Problem statement:
All of the material below is to be returned exactly.

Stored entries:
◆ ◆ ◆ ◆ ◆

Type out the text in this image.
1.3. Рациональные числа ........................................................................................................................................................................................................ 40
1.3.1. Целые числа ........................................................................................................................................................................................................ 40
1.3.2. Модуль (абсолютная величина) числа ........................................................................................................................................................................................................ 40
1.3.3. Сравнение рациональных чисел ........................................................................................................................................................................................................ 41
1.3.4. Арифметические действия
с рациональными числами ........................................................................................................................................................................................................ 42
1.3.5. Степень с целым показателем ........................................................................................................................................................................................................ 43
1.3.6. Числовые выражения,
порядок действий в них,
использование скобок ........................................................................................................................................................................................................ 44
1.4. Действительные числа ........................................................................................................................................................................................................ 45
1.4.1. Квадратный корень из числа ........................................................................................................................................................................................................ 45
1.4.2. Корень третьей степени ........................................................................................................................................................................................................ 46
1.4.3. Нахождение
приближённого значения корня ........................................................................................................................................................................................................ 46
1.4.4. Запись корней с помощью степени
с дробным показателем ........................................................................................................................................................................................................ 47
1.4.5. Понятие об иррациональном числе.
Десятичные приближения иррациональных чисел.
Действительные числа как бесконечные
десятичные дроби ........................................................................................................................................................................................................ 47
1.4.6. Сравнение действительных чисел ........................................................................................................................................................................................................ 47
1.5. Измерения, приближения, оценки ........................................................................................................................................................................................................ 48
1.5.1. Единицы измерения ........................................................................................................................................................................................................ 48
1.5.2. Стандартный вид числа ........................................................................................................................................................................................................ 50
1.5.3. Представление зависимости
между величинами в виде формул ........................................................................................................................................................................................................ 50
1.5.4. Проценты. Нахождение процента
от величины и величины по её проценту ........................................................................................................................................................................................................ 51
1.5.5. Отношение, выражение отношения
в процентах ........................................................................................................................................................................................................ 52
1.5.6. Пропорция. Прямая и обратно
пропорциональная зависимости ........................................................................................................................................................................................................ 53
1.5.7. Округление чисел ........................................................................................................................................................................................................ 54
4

◆ ◆ ◆ ◆ ◆

Final result:
Type out the text in this image.
1.3. Рациональные числа ........................................................................................................................................................................................................ 40
1.3.1. Целые числа ........................................................................................................................................................................................................ 40
1.3.2. Модуль (абсолютная величина) числа ........................................................................................................................................................................................................ 40
1.3.3. Сравнение рациональных чисел ........................................................................................................................................................................................................ 41
1.3.4. Арифметические действия
с рациональными числами ........................................................................................................................................................................................................ 42
1.3.5. Степень с целым показателем ........................................................................................................................................................................................................ 43
1.3.6. Числовые выражения,
порядок действий в них,
использование скобок ........................................................................................................................................................................................................ 44
1.4. Действительные числа ........................................................................................................................................................................................................ 45
1.4.1. Квадратный корень из числа ........................................................................................................................................................................................................ 45
1.4.2. Корень третьей степени ........................................................................................................................................................................................................ 46
1.4.3. Нахождение
приближённого значения корня ........................................................................................................................................................................................................ 46
1.4.4. Запись корней с помощью степени
с дробным показателем ........................................................................................................................................................................................................ 47
1.4.5. Понятие об иррациональном числе.
Десятичные приближения иррациональных чисел.
Действительные числа как бесконечные
десятичные дроби ........................................................................................................................................................................................................ 47
1.4.6. Сравнение действительных чисел ........................................................................................................................................................................................................ 47
1.5. Измерения, приближения, оценки ........................................................................................................................................................................................................ 48
1.5.1. Единицы измерения ........................................................................................................................................................................................................ 48
1.5.2. Стандартный вид числа ........................................................................................................................................................................................................ 50
1.5.3. Представление зависимости
между величинами в виде формул ........................................................................................................................................................................................................ 50
1.5.4. Проценты. Нахождение процента
от величины и величины по её проценту ........................................................................................................................................................................................................ 51
1.5.5. Отношение, выражение отношения
в процентах ........................................................................................................................................................................................................ 52
1.5.6. Пропорция. Прямая и обратно
пропорциональная зависимости ........................................................................................................................................................................................................ 53
1.5.7. Округление чисел ........................................................................................................................................................................................................ 54
4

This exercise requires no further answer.